Exercise goal -
Comb through the entries for "name" and pull out each line that holds it.
══ Available data ══
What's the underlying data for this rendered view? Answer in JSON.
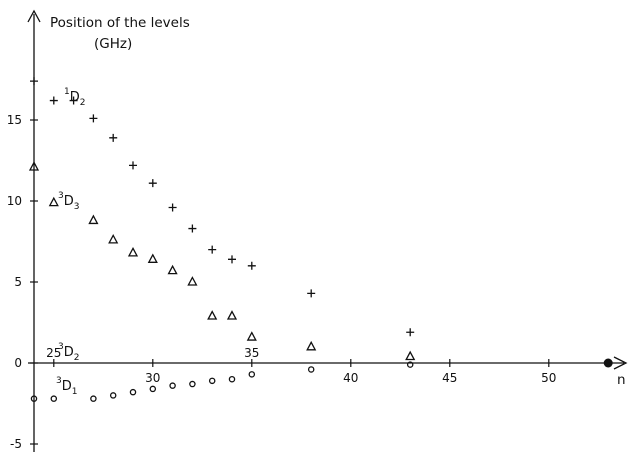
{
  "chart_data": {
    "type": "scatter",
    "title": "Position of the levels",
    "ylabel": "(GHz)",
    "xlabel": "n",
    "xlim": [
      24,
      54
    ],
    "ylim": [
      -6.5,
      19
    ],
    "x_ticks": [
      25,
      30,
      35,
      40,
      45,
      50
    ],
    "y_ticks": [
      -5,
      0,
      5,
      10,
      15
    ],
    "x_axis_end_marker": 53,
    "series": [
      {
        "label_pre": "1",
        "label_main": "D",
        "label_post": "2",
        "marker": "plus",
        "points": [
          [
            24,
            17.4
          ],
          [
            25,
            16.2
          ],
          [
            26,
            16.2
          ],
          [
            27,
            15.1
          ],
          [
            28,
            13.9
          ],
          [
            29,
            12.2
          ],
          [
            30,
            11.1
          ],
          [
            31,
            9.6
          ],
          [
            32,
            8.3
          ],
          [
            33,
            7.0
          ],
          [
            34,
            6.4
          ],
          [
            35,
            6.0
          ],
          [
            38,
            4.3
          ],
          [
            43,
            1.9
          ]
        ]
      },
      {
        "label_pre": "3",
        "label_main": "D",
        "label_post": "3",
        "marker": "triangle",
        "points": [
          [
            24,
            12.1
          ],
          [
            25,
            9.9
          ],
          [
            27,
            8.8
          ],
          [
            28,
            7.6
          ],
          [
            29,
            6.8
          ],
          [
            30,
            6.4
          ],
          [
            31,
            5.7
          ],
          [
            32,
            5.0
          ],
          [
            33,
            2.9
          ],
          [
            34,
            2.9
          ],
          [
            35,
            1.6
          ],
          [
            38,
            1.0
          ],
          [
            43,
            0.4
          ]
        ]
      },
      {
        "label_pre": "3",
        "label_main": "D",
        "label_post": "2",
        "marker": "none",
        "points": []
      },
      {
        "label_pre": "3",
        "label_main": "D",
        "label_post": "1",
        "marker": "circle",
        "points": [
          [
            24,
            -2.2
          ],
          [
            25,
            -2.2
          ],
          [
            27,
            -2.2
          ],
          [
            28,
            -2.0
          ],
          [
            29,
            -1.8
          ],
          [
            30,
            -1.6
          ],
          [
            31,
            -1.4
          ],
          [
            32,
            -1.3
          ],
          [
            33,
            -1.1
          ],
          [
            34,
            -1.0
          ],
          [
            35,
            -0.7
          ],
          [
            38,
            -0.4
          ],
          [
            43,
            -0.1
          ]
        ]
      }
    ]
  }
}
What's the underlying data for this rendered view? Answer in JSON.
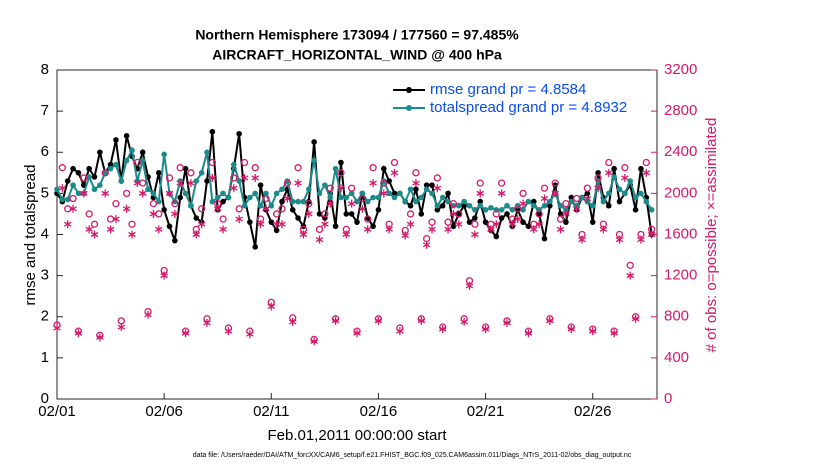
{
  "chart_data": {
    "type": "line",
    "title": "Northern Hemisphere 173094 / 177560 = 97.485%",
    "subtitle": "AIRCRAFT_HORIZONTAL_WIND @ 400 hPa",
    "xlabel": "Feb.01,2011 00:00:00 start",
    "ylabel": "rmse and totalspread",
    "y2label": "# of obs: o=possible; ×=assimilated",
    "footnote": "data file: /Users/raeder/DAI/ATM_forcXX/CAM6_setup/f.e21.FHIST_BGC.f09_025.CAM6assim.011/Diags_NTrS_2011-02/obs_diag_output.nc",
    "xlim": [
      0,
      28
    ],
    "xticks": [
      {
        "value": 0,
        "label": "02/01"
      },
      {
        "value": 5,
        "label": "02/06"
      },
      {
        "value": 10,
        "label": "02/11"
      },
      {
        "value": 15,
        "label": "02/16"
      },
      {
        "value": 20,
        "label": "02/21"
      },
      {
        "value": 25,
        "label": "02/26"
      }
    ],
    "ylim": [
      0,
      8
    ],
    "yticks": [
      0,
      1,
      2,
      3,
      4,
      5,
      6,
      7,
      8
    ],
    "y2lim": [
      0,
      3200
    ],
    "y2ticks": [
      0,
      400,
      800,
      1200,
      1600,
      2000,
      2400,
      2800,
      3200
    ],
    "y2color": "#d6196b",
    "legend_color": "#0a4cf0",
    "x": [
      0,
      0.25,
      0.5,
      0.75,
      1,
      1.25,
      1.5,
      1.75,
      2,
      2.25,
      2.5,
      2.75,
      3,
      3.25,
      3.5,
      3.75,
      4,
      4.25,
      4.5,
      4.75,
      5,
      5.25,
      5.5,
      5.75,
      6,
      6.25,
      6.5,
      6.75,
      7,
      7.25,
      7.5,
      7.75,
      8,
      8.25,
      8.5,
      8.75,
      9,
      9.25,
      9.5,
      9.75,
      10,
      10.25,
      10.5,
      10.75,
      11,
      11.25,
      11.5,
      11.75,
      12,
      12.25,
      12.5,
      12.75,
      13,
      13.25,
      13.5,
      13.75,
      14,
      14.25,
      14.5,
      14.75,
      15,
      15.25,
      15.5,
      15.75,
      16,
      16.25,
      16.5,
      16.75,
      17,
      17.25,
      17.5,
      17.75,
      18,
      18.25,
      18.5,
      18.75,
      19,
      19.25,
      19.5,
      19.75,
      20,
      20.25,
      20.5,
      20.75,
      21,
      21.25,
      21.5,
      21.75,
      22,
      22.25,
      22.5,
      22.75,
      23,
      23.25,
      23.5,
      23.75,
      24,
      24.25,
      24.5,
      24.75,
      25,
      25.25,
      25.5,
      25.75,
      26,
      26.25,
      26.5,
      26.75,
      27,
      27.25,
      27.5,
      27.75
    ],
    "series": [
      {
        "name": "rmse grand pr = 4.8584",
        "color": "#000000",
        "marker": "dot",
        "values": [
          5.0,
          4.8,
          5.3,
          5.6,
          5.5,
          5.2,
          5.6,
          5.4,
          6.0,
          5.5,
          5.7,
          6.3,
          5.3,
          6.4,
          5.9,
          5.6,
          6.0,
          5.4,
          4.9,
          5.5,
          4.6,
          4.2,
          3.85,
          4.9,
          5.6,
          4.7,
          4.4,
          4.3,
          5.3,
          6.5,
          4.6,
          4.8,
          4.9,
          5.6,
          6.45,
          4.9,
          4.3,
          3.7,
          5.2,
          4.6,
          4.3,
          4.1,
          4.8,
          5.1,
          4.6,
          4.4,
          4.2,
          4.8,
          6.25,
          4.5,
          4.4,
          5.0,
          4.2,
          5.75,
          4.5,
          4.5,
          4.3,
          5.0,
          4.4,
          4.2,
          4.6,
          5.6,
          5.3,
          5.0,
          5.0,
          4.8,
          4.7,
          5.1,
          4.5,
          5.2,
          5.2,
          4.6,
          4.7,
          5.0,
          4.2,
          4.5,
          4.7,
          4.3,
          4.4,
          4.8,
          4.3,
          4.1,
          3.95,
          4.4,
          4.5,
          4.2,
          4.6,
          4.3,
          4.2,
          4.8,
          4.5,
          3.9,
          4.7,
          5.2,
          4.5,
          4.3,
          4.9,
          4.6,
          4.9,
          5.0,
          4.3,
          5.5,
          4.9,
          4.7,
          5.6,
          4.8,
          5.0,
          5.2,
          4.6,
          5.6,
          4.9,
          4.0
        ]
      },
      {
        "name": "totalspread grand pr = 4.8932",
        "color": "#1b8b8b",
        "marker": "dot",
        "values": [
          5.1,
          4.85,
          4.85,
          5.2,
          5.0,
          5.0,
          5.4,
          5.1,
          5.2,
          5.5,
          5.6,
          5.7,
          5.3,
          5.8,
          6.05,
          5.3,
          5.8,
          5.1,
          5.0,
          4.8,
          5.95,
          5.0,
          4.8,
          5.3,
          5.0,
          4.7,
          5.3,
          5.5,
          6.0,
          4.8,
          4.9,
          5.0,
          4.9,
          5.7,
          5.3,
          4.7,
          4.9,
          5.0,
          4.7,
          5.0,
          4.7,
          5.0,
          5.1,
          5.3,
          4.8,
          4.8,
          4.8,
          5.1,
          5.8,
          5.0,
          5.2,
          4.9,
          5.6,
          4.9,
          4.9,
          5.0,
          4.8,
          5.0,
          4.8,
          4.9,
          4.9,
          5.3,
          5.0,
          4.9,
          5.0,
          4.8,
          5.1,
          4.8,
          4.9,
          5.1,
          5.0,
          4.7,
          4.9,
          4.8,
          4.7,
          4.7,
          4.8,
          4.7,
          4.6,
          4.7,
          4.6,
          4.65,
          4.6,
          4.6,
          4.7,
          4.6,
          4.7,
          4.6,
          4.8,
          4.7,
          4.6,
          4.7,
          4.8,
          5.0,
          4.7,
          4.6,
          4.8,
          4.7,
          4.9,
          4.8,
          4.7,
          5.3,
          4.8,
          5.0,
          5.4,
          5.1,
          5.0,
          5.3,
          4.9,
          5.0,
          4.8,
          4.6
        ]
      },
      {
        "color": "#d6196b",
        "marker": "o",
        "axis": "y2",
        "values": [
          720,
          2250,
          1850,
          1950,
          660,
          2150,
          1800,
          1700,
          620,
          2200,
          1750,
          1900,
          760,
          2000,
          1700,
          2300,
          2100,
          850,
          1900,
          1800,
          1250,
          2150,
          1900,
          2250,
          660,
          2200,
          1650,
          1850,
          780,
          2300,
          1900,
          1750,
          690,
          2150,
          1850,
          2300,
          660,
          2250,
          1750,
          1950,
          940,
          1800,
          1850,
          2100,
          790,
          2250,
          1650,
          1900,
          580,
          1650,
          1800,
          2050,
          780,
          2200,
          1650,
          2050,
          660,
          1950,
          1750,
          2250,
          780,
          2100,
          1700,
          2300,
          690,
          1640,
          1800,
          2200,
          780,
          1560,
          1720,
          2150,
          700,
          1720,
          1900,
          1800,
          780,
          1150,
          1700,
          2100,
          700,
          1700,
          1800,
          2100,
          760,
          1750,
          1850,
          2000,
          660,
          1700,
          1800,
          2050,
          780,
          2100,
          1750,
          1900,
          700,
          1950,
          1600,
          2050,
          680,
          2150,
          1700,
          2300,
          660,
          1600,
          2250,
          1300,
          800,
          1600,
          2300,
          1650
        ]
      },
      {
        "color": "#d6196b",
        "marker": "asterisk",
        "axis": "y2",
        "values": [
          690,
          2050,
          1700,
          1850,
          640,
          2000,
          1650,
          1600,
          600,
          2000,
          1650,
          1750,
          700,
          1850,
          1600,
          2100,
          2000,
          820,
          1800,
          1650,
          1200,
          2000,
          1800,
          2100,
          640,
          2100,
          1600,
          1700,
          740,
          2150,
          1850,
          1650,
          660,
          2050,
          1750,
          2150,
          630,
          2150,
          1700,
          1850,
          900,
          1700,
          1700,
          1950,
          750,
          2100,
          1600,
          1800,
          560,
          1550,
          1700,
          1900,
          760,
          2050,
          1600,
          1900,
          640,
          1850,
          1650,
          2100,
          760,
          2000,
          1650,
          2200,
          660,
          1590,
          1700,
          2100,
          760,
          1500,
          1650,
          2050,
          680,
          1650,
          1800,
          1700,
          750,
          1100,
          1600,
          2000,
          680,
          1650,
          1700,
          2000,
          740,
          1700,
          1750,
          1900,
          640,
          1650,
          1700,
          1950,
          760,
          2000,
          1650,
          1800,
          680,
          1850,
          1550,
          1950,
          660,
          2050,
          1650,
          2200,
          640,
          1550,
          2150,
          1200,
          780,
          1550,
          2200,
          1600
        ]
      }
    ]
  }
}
═══
══ Available data ══
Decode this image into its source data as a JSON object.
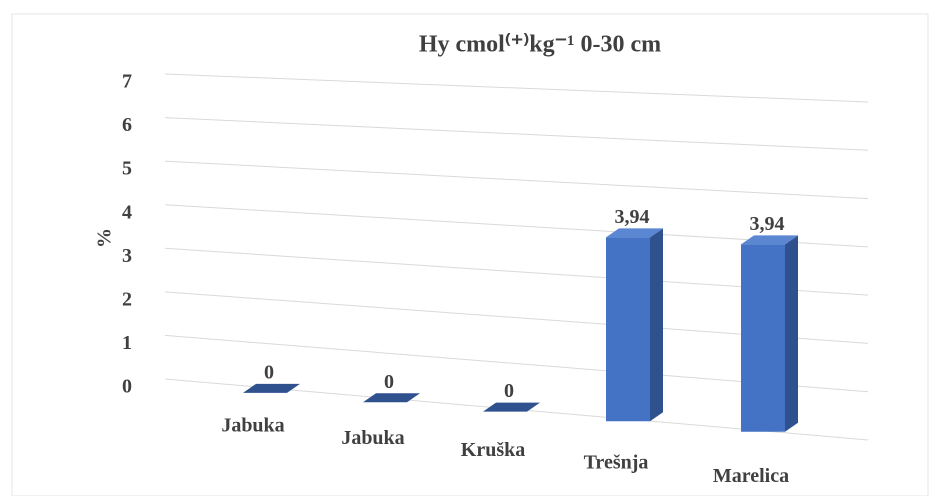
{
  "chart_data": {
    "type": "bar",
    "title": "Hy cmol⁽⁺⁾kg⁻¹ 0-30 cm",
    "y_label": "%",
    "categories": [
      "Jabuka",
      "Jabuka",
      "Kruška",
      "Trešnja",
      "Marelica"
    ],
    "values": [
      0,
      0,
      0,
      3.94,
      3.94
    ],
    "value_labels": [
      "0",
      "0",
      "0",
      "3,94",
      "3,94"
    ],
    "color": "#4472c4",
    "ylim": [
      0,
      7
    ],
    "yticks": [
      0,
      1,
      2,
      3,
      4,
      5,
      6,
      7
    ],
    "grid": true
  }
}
═══
Solution to the exercise -
        "name": "rmse grand pr = 4.8584",
        "name": "totalspread grand pr = 4.8932",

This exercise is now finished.